* [Stated exercise]: Repeat every entry word for word, skipping the pictures.

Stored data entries
· · ·

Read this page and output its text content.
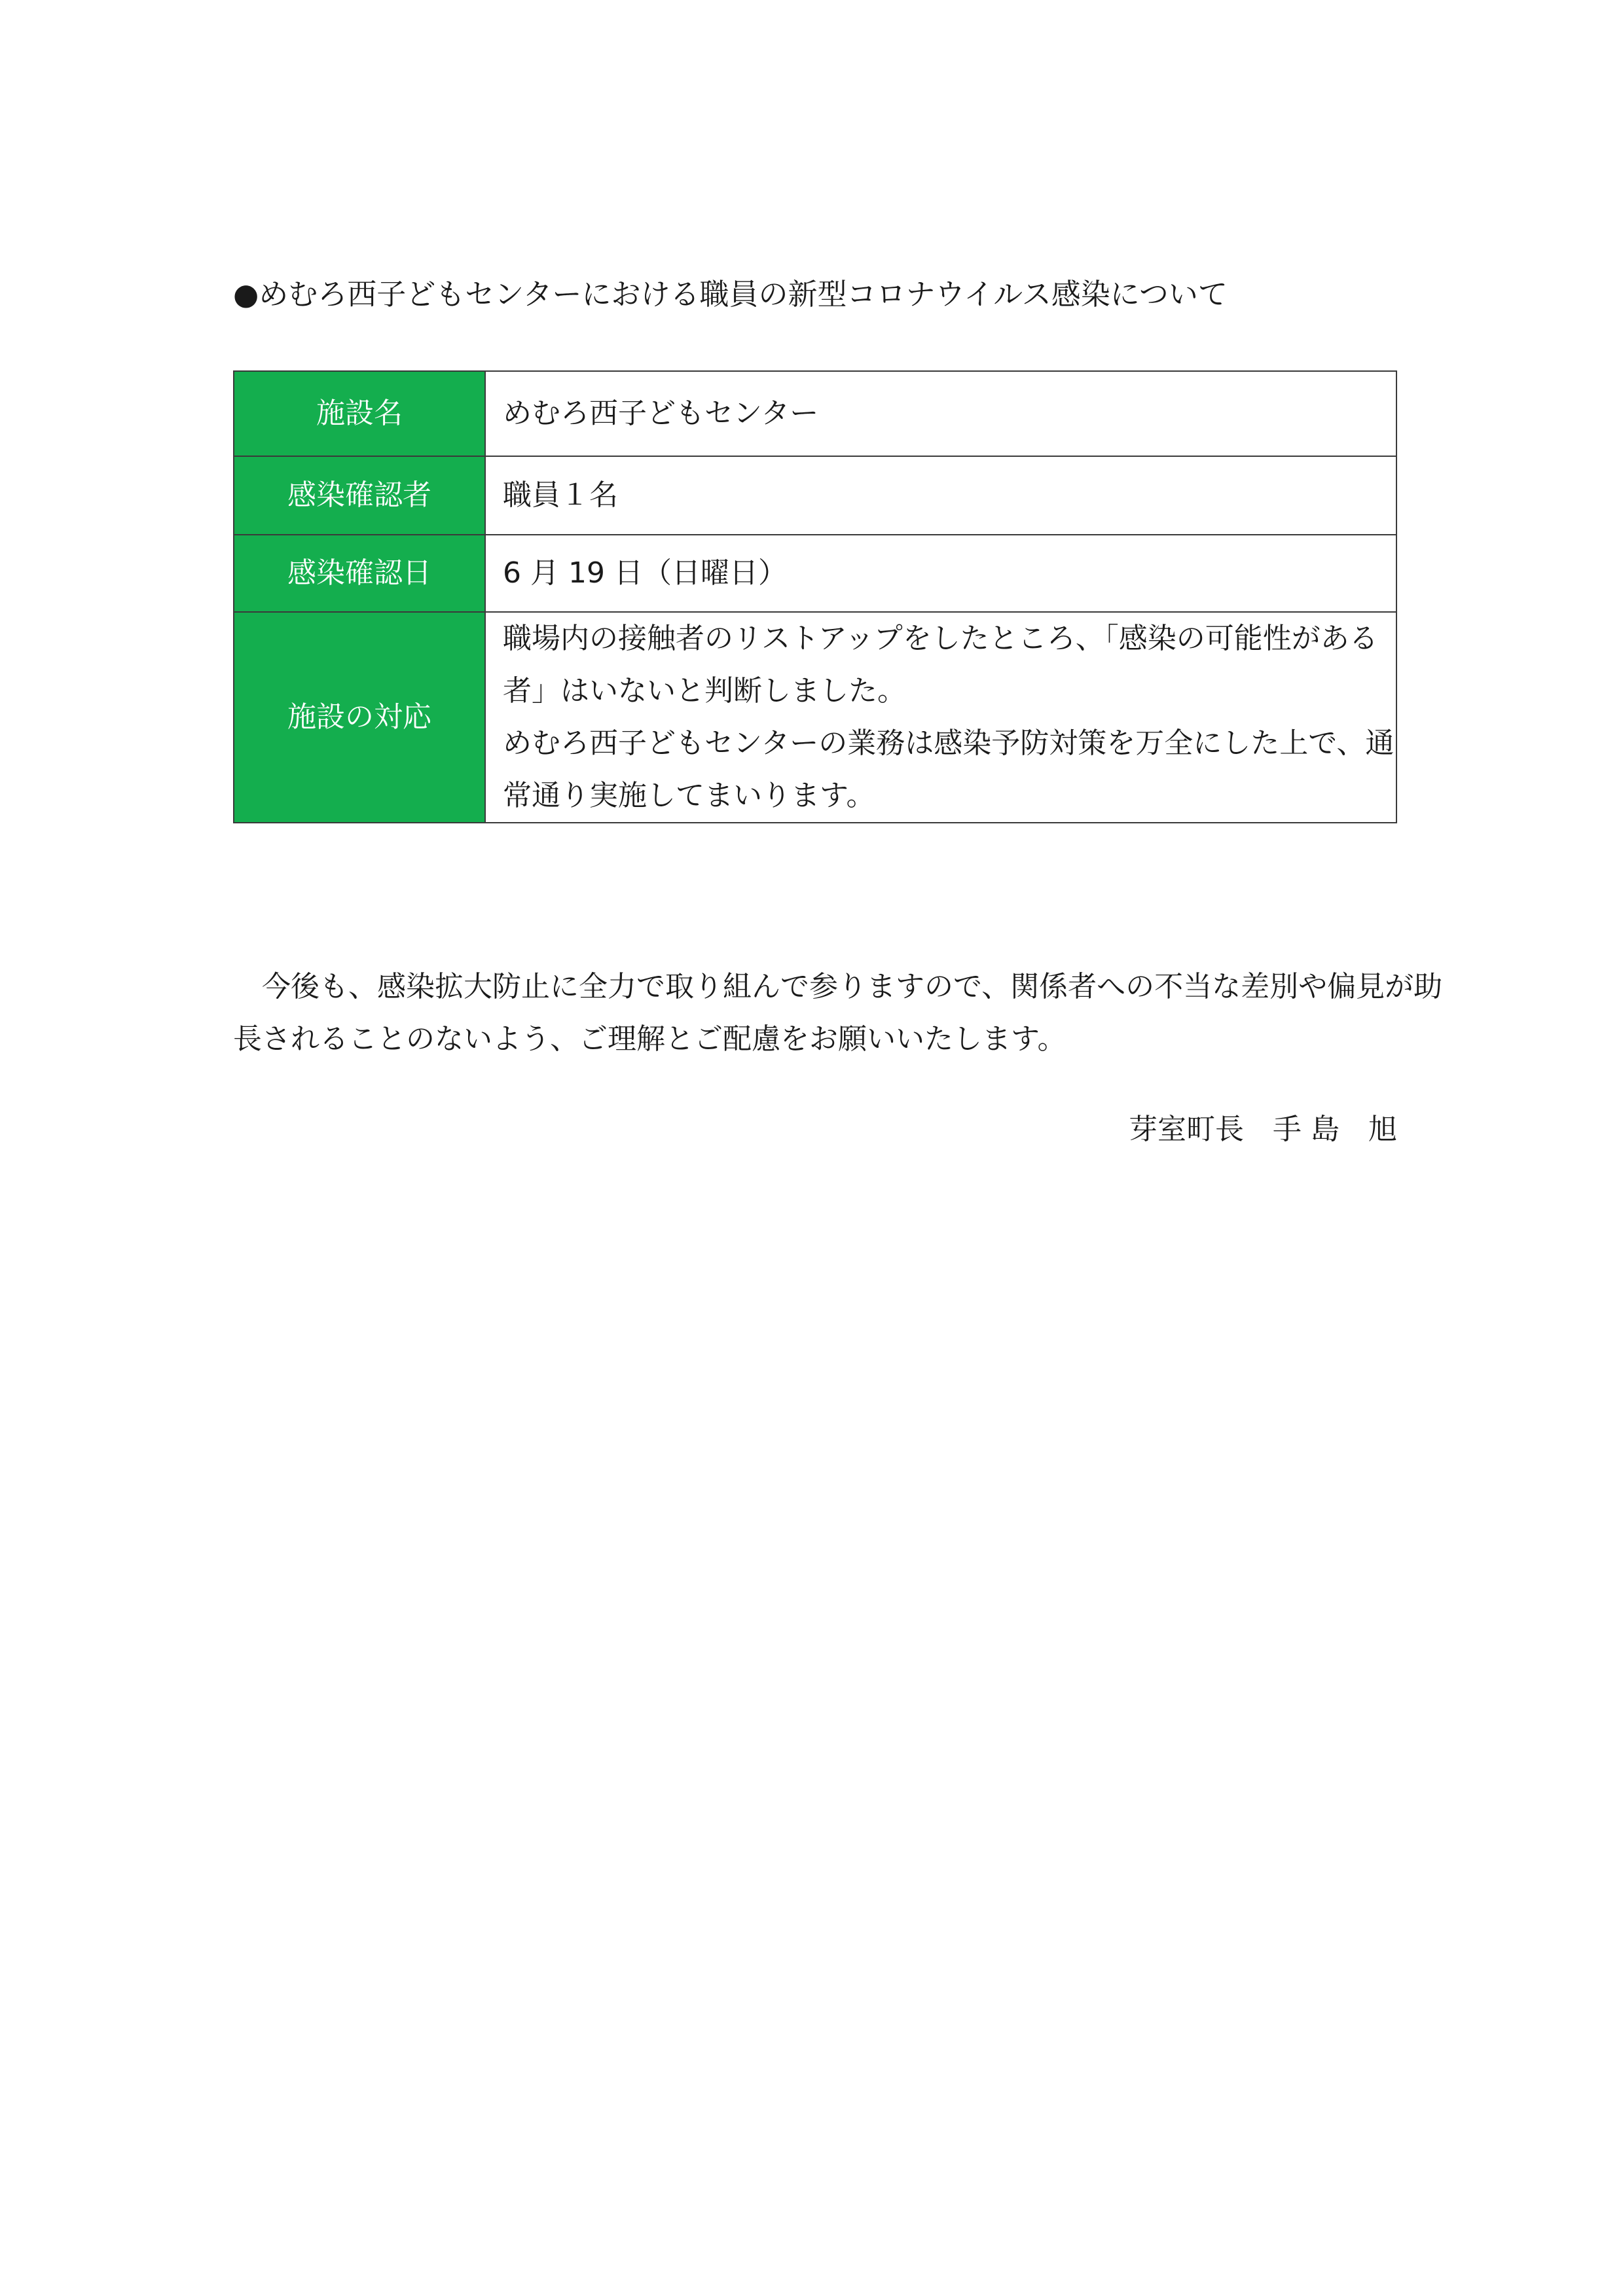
●めむろ西子どもセンターにおける職員の新型コロナウイルス感染について
施設名	めむろ西子どもセンター
感染確認者	職員１名
感染確認日	6 月 19 日（日曜日）
施設の対応	職場内の接触者のリストアップをしたところ、「感染の可能性がある
者」はいないと判断しました。
めむろ西子どもセンターの業務は感染予防対策を万全にした上で、通
常通り実施してまいります。
　今後も、感染拡大防止に全力で取り組んで参りますので、関係者への不当な差別や偏見が助
長されることのないよう、ご理解とご配慮をお願いいたします。
芽室町長　手 島　旭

· · ·

* [Response]:
Read this page and output its text content.
●めむろ西子どもセンターにおける職員の新型コロナウイルス感染について
施設名	めむろ西子どもセンター
感染確認者	職員１名
感染確認日	6 月 19 日（日曜日）
施設の対応	職場内の接触者のリストアップをしたところ、「感染の可能性がある
者」はいないと判断しました。
めむろ西子どもセンターの業務は感染予防対策を万全にした上で、通
常通り実施してまいります。
　今後も、感染拡大防止に全力で取り組んで参りますので、関係者への不当な差別や偏見が助
長されることのないよう、ご理解とご配慮をお願いいたします。
芽室町長　手 島　旭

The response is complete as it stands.